WRITTEN EXERCISE —
Write out the whole of the material exactly.

WORKING DATA —
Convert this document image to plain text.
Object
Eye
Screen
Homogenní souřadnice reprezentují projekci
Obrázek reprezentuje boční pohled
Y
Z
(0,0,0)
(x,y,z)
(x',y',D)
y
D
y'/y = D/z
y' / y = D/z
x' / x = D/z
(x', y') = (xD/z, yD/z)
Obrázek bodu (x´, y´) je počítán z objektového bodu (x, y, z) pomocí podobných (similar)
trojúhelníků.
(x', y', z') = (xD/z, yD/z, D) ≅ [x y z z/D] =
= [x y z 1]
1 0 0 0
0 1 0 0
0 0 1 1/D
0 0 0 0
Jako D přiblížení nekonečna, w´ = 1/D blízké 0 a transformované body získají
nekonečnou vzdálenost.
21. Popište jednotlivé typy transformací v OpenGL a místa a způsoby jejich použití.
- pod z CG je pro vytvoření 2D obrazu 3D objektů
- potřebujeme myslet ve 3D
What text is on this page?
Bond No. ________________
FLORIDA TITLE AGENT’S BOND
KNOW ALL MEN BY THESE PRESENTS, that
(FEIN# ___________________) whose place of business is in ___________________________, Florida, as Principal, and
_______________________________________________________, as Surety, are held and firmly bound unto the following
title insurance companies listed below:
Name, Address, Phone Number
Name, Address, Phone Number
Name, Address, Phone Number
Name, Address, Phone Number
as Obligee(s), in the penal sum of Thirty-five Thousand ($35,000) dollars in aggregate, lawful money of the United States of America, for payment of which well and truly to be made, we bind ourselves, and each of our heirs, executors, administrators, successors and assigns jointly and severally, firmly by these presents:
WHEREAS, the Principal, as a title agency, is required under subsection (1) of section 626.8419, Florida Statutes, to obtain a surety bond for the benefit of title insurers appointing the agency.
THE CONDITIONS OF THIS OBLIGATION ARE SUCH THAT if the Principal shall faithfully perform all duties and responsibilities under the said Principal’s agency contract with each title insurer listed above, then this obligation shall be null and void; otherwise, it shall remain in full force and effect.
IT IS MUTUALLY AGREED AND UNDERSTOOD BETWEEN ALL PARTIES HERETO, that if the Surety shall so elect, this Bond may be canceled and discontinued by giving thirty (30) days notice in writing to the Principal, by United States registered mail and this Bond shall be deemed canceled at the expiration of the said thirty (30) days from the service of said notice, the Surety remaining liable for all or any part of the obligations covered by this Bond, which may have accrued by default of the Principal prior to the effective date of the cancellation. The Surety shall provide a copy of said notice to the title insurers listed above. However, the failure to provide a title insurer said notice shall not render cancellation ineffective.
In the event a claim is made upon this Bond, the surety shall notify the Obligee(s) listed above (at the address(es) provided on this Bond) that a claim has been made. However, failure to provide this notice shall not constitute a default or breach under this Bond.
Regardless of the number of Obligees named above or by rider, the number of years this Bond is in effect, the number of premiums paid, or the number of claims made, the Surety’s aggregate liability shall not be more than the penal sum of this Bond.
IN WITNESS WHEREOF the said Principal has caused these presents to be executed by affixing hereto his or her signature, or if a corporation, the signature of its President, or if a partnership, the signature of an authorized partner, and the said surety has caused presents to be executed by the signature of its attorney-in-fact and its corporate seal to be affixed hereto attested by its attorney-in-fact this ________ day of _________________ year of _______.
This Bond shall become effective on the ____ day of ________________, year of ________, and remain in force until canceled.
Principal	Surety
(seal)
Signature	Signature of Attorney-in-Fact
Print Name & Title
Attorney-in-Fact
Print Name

REPLY TO THE EXERCISE —
Convert this document image to plain text.
Object
Eye
Screen
Homogenní souřadnice reprezentují projekci
Obrázek reprezentuje boční pohled
Y
Z
(0,0,0)
(x,y,z)
(x',y',D)
y
D
y'/y = D/z
y' / y = D/z
x' / x = D/z
(x', y') = (xD/z, yD/z)
Obrázek bodu (x´, y´) je počítán z objektového bodu (x, y, z) pomocí podobných (similar)
trojúhelníků.
(x', y', z') = (xD/z, yD/z, D) ≅ [x y z z/D] =
= [x y z 1]
1 0 0 0
0 1 0 0
0 0 1 1/D
0 0 0 0
Jako D přiblížení nekonečna, w´ = 1/D blízké 0 a transformované body získají
nekonečnou vzdálenost.
21. Popište jednotlivé typy transformací v OpenGL a místa a způsoby jejich použití.
- pod z CG je pro vytvoření 2D obrazu 3D objektů
- potřebujeme myslet ve 3D
What text is on this page?
Bond No. ________________
FLORIDA TITLE AGENT’S BOND
KNOW ALL MEN BY THESE PRESENTS, that
(FEIN# ___________________) whose place of business is in ___________________________, Florida, as Principal, and
_______________________________________________________, as Surety, are held and firmly bound unto the following
title insurance companies listed below:
Name, Address, Phone Number
Name, Address, Phone Number
Name, Address, Phone Number
Name, Address, Phone Number
as Obligee(s), in the penal sum of Thirty-five Thousand ($35,000) dollars in aggregate, lawful money of the United States of America, for payment of which well and truly to be made, we bind ourselves, and each of our heirs, executors, administrators, successors and assigns jointly and severally, firmly by these presents:
WHEREAS, the Principal, as a title agency, is required under subsection (1) of section 626.8419, Florida Statutes, to obtain a surety bond for the benefit of title insurers appointing the agency.
THE CONDITIONS OF THIS OBLIGATION ARE SUCH THAT if the Principal shall faithfully perform all duties and responsibilities under the said Principal’s agency contract with each title insurer listed above, then this obligation shall be null and void; otherwise, it shall remain in full force and effect.
IT IS MUTUALLY AGREED AND UNDERSTOOD BETWEEN ALL PARTIES HERETO, that if the Surety shall so elect, this Bond may be canceled and discontinued by giving thirty (30) days notice in writing to the Principal, by United States registered mail and this Bond shall be deemed canceled at the expiration of the said thirty (30) days from the service of said notice, the Surety remaining liable for all or any part of the obligations covered by this Bond, which may have accrued by default of the Principal prior to the effective date of the cancellation. The Surety shall provide a copy of said notice to the title insurers listed above. However, the failure to provide a title insurer said notice shall not render cancellation ineffective.
In the event a claim is made upon this Bond, the surety shall notify the Obligee(s) listed above (at the address(es) provided on this Bond) that a claim has been made. However, failure to provide this notice shall not constitute a default or breach under this Bond.
Regardless of the number of Obligees named above or by rider, the number of years this Bond is in effect, the number of premiums paid, or the number of claims made, the Surety’s aggregate liability shall not be more than the penal sum of this Bond.
IN WITNESS WHEREOF the said Principal has caused these presents to be executed by affixing hereto his or her signature, or if a corporation, the signature of its President, or if a partnership, the signature of an authorized partner, and the said surety has caused presents to be executed by the signature of its attorney-in-fact and its corporate seal to be affixed hereto attested by its attorney-in-fact this ________ day of _________________ year of _______.
This Bond shall become effective on the ____ day of ________________, year of ________, and remain in force until canceled.
Principal	Surety
(seal)
Signature	Signature of Attorney-in-Fact
Print Name & Title
Attorney-in-Fact
Print Name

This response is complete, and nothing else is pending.